> Fragmento proporcionado
Centenares de coches circularon sobre cables de alta tensión en Villestro

La Voz

SANTIAGO

26 ene 2009 . Actualizado a las 02:00 h.

Las secuelas del temporal son aún perceptibles en el municipio compostelano y en los ayuntamientos del entorno. Se divisa en las calles y en las vías públicas, llenas de objetos esparcidos por la fuerza del viento, y en las empresas y domicilios, que en muchos casos no han podido disfrutar de energía eléctrica. Y es que, si algo ha puesto en evidencia el temporal que asoló estos pagos, es la endeblez del suministro eléctrico. Muchas son las quejas surgidas desde distintos puntos de Santiago y su entorno.

> Información registrada
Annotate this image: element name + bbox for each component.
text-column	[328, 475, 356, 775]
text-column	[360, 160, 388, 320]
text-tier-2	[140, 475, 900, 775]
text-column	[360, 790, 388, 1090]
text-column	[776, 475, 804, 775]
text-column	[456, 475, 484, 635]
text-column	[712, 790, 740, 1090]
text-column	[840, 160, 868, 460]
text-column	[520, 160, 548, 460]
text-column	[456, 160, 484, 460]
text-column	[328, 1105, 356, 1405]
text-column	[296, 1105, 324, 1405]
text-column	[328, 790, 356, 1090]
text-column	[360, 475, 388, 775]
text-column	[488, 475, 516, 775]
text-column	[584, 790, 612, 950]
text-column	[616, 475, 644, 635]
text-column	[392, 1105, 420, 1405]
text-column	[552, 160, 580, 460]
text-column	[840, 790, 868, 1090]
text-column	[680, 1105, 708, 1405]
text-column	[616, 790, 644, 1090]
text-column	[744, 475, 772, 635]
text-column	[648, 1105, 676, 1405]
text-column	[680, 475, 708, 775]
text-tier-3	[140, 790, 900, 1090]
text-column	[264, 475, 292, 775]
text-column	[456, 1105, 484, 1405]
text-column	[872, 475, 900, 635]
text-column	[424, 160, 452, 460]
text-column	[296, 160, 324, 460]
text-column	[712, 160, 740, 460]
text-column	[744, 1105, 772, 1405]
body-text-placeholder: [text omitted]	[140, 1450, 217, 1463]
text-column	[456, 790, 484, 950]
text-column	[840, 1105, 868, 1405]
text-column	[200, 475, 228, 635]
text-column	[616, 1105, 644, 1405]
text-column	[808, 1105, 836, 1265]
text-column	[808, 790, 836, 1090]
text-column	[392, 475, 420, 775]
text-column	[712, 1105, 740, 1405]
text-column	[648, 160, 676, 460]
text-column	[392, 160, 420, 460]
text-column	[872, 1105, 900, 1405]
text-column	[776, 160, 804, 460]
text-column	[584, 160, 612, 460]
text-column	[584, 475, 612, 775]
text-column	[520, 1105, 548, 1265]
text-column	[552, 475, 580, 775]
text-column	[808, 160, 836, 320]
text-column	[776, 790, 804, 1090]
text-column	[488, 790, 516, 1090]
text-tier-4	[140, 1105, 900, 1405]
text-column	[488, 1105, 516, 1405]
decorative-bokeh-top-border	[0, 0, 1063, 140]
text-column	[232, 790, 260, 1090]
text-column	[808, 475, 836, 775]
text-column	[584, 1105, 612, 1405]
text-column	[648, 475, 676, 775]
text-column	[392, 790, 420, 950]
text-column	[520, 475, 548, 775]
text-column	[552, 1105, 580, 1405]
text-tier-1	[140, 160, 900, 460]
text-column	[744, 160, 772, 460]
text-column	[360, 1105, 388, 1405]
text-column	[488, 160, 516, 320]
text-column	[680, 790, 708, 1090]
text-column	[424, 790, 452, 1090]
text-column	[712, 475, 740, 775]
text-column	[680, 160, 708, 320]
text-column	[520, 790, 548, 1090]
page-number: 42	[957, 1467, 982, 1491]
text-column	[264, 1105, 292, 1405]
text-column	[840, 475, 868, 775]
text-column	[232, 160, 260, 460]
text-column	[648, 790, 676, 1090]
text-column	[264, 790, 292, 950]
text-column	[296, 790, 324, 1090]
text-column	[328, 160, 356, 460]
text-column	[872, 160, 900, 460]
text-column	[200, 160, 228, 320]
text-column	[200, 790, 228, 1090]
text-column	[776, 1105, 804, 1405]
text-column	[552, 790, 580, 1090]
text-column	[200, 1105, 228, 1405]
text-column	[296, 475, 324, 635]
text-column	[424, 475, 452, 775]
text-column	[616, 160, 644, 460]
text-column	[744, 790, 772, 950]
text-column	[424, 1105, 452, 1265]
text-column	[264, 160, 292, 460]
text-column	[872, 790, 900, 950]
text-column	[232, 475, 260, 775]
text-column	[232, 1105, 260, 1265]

> Instrucciones de trabajo
• 1. Devuelve el pasaje de la noticia sobre el temporal que comienza con las palabras que contienen "Centenares de coches" y termina con "y su entorno.".
• 2. Según la noticia sobre el temporal en Santiago, ¿qué ha puesto en evidencia el temporal?
• 3. Escribe la continuación de la noticia sobre el temporal en Santiago a partir de su última oración.
El material no interviene en ninguna de estas tareas.

> Respuestas escritas
• 1.
Centenares de coches circularon sobre cables de alta tensión en Villestro

La Voz

SANTIAGO

26 ene 2009 . Actualizado a las 02:00 h.

Las secuelas del temporal son aún perceptibles en el municipio compostelano y en los ayuntamientos del entorno. Se divisa en las calles y en las vías públicas, llenas de objetos esparcidos por la fuerza del viento, y en las empresas y domicilios, que en muchos casos no han podido disfrutar de energía eléctrica. Y es que, si algo ha puesto en evidencia el temporal que asoló estos pagos, es la endeblez del suministro eléctrico. Muchas son las quejas surgidas desde distintos puntos de Santiago y su entorno.

• 2. La endeblez del suministro eléctrico.

• 3.
Ayer por la tarde, numerosas áreas periféricas de Santiago y prácticamente la totalidad de municipios de la comarca todavía no disponían de luz, y los vecinos afectados se las veían y deseaban para poder sobrevivir sin corriente y con el temor a serios estropicios o averías. Y a veces con claro riesgo para la la integridad física de las personas.

Un claro ejemplo es lo que ocurrió en Feáns-Villestro. Unos cables de alta tensión se vinieron abajo, tras quemarse y quedar cortados, y permanecieron extendidos sobre la vía pública y otras propiedades del lugar con claro peligro para los residentes y para quienes circulaban por allí. Centenares de vehículos pasaron por encima de los cables de alta tensión y muchos vecinos saltaron sobre ellos para acudir a misa o a otros sitios.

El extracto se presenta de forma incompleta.